* _WRITTEN EXERCISE_:
Return all lines from the listing below in which the string "étalement" occurs.

* _RECORDS TO USE_:
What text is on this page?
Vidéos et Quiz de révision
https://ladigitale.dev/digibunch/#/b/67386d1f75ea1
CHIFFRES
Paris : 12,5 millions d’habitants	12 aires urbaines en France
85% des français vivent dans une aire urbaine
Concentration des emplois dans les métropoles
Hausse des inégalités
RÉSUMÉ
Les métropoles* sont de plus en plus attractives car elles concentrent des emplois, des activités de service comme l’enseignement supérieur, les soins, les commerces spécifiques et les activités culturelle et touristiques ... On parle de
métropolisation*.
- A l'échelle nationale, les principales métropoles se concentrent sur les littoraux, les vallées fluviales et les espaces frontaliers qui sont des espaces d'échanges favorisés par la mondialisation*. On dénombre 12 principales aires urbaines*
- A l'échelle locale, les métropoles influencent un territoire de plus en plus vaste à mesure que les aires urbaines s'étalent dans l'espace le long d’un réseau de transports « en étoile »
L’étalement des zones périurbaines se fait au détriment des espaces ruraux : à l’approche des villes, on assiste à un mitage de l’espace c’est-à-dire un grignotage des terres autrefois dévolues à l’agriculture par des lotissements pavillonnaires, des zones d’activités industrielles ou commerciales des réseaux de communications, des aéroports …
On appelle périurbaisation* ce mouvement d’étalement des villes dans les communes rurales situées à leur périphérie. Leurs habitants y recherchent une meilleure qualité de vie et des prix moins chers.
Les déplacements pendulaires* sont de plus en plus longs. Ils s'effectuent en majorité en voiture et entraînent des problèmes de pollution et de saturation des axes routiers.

* _WRITTEN ANSWER_:
L’étalement des zones périurbaines se fait au détriment des espaces ruraux : à l’approche des villes, on assiste à un mitage de l’espace c’est-à-dire un grignotage des terres autrefois dévolues à l’agriculture par des lotissements pavillonnaires, des zones d’activités industrielles ou commerciales des réseaux de communications, des aéroports …
On appelle périurbaisation* ce mouvement d’étalement des villes dans les communes rurales situées à leur périphérie. Leurs habitants y recherchent une meilleure qualité de vie et des prix moins chers.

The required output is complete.